# Start of DATA SECTION

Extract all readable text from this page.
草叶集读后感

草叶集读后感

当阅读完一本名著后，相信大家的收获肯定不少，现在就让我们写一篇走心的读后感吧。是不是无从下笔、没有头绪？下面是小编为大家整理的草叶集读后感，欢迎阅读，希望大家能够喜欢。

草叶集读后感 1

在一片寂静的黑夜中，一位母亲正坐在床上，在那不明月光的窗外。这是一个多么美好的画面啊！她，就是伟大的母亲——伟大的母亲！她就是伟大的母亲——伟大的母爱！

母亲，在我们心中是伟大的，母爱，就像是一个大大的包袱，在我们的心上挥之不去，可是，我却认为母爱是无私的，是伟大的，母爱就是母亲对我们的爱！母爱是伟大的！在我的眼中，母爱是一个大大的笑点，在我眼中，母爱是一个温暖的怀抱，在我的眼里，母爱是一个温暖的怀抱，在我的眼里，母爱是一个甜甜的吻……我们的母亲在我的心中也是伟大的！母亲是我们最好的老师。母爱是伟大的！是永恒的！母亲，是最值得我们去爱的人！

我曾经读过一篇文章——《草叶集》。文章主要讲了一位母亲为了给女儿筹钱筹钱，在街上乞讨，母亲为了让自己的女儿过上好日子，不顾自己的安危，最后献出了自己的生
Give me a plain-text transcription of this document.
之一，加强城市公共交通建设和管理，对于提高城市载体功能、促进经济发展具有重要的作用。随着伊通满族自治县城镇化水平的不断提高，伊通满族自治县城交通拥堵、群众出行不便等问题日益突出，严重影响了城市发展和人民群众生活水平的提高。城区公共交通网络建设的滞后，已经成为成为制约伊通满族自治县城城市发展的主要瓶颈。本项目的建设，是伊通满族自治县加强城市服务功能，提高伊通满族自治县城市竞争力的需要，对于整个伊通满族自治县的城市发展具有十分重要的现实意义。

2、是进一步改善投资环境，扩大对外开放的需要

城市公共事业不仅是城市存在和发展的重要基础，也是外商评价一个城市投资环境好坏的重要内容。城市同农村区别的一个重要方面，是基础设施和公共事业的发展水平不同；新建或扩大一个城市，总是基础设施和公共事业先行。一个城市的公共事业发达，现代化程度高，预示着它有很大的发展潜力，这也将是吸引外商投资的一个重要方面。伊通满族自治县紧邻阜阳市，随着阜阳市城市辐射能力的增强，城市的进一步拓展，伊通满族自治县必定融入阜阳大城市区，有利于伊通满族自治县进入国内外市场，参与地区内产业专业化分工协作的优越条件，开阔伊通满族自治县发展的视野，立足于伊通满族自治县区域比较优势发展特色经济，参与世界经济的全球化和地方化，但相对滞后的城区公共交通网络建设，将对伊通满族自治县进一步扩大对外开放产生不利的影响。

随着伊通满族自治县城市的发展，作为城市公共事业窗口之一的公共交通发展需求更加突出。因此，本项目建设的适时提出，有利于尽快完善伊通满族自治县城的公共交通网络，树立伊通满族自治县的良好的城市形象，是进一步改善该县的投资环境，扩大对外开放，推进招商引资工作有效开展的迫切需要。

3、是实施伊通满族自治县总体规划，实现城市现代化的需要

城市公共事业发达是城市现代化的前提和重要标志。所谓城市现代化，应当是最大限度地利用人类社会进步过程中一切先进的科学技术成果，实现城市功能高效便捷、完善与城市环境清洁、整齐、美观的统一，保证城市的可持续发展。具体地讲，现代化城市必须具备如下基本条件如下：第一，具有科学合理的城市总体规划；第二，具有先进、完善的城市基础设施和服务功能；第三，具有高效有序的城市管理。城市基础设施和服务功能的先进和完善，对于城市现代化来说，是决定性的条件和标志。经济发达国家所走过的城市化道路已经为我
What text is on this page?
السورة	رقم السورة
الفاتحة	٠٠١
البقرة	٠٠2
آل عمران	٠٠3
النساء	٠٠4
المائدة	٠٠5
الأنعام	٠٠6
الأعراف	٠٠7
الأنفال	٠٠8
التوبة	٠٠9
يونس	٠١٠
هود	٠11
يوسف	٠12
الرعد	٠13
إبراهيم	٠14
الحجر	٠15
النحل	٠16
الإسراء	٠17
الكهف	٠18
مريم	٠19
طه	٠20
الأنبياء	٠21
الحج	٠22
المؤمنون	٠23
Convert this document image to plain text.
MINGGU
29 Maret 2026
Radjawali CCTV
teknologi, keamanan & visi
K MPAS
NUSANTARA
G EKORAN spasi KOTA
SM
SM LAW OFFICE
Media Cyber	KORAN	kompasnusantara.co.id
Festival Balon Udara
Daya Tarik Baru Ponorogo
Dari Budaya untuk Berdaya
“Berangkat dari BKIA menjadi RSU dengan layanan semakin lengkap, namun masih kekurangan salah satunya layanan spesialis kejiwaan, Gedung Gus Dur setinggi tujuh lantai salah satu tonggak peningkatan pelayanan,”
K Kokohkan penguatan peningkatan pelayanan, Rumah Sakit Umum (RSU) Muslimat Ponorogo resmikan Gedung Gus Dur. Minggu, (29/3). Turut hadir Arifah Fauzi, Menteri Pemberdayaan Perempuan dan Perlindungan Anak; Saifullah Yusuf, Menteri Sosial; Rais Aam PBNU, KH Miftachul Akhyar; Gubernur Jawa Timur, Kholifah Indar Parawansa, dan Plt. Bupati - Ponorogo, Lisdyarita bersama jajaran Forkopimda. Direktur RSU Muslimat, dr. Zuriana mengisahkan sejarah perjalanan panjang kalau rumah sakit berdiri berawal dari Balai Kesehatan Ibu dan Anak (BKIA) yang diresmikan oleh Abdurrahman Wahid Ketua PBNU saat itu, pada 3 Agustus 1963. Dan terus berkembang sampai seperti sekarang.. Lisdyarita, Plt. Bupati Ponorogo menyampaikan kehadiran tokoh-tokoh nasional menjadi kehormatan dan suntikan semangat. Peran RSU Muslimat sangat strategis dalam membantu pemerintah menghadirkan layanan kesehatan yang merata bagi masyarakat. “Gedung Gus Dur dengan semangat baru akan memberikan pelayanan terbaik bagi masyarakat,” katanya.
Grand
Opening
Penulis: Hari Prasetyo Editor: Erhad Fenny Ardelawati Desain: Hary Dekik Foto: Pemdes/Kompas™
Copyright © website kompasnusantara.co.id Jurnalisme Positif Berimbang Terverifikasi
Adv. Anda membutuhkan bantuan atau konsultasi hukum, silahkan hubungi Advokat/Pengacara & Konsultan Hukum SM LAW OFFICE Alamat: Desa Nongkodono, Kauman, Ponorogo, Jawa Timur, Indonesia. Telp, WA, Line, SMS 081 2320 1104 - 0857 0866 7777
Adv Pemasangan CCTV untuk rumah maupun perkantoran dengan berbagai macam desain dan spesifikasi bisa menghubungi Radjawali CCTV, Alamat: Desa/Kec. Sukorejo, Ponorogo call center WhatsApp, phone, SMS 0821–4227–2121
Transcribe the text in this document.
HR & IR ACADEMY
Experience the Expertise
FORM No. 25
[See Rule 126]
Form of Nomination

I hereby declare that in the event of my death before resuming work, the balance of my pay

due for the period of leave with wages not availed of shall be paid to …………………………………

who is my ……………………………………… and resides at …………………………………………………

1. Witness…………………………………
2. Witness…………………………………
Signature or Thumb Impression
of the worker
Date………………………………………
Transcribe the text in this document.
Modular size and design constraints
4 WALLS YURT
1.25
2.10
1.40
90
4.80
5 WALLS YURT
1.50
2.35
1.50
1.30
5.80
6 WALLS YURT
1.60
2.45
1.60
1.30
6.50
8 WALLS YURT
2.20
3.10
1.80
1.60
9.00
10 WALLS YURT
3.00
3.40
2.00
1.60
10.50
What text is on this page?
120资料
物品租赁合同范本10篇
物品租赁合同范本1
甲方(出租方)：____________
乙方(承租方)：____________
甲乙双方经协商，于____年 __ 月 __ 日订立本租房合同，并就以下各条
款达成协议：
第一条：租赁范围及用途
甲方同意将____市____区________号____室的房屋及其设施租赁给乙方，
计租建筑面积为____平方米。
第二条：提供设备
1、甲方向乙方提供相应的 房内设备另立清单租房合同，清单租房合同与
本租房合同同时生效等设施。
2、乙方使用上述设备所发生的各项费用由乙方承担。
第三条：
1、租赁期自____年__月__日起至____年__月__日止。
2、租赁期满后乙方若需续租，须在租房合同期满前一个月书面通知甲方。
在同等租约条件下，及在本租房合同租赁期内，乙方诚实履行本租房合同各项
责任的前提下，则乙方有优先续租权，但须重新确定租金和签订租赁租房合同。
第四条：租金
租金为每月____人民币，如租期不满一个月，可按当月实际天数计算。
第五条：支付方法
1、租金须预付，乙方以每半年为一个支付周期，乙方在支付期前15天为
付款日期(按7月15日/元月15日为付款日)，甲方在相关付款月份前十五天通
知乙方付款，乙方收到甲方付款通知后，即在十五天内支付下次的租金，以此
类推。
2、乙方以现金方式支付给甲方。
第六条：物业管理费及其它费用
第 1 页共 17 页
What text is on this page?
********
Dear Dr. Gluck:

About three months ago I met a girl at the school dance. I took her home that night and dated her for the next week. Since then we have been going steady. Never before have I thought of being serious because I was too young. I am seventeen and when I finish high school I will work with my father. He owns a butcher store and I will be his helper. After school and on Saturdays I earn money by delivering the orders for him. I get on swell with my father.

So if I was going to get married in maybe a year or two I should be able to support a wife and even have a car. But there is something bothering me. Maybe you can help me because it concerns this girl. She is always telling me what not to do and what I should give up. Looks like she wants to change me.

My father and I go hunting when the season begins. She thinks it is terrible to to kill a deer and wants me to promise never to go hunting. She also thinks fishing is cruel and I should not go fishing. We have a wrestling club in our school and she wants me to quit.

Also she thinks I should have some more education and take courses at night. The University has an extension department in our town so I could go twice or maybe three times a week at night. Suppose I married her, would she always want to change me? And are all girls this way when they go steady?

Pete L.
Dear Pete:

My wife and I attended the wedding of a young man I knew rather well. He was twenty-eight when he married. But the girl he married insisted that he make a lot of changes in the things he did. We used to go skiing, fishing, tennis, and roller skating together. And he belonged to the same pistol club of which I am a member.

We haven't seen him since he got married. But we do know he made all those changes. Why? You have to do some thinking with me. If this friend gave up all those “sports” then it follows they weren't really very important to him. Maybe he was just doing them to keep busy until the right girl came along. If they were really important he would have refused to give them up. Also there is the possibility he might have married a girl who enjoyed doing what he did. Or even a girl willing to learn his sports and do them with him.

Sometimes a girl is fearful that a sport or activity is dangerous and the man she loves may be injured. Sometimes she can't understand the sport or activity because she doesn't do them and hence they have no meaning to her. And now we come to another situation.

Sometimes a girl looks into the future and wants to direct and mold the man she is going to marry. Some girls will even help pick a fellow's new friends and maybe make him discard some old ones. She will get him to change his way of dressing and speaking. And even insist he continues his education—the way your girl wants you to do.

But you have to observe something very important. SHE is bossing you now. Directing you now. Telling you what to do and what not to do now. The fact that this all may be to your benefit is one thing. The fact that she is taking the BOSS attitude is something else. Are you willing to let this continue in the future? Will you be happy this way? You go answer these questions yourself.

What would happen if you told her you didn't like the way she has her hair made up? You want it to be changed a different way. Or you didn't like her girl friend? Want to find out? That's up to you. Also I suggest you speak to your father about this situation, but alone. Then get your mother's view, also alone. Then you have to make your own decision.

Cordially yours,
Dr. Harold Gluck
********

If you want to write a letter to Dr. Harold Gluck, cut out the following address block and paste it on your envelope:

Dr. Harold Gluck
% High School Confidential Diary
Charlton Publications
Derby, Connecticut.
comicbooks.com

# End of DATA SECTION

- _AIM OF THE TASK_
List the lines of the records where "rumah" occurs.

- _EXERCISE RESULT_
K Kokohkan penguatan peningkatan pelayanan, Rumah Sakit Umum (RSU) Muslimat Ponorogo resmikan Gedung Gus Dur. Minggu, (29/3). Turut hadir Arifah Fauzi, Menteri Pemberdayaan Perempuan dan Perlindungan Anak; Saifullah Yusuf, Menteri Sosial; Rais Aam PBNU, KH Miftachul Akhyar; Gubernur Jawa Timur, Kholifah Indar Parawansa, dan Plt. Bupati - Ponorogo, Lisdyarita bersama jajaran Forkopimda. Direktur RSU Muslimat, dr. Zuriana mengisahkan sejarah perjalanan panjang kalau rumah sakit berdiri berawal dari Balai Kesehatan Ibu dan Anak (BKIA) yang diresmikan oleh Abdurrahman Wahid Ketua PBNU saat itu, pada 3 Agustus 1963. Dan terus berkembang sampai seperti sekarang.. Lisdyarita, Plt. Bupati Ponorogo menyampaikan kehadiran tokoh-tokoh nasional menjadi kehormatan dan suntikan semangat. Peran RSU Muslimat sangat strategis dalam membantu pemerintah menghadirkan layanan kesehatan yang merata bagi masyarakat. “Gedung Gus Dur dengan semangat baru akan memberikan pelayanan terbaik bagi masyarakat,” katanya.
Adv Pemasangan CCTV untuk rumah maupun perkantoran dengan berbagai macam desain dan spesifikasi bisa menghubungi Radjawali CCTV, Alamat: Desa/Kec. Sukorejo, Ponorogo call center WhatsApp, phone, SMS 0821–4227–2121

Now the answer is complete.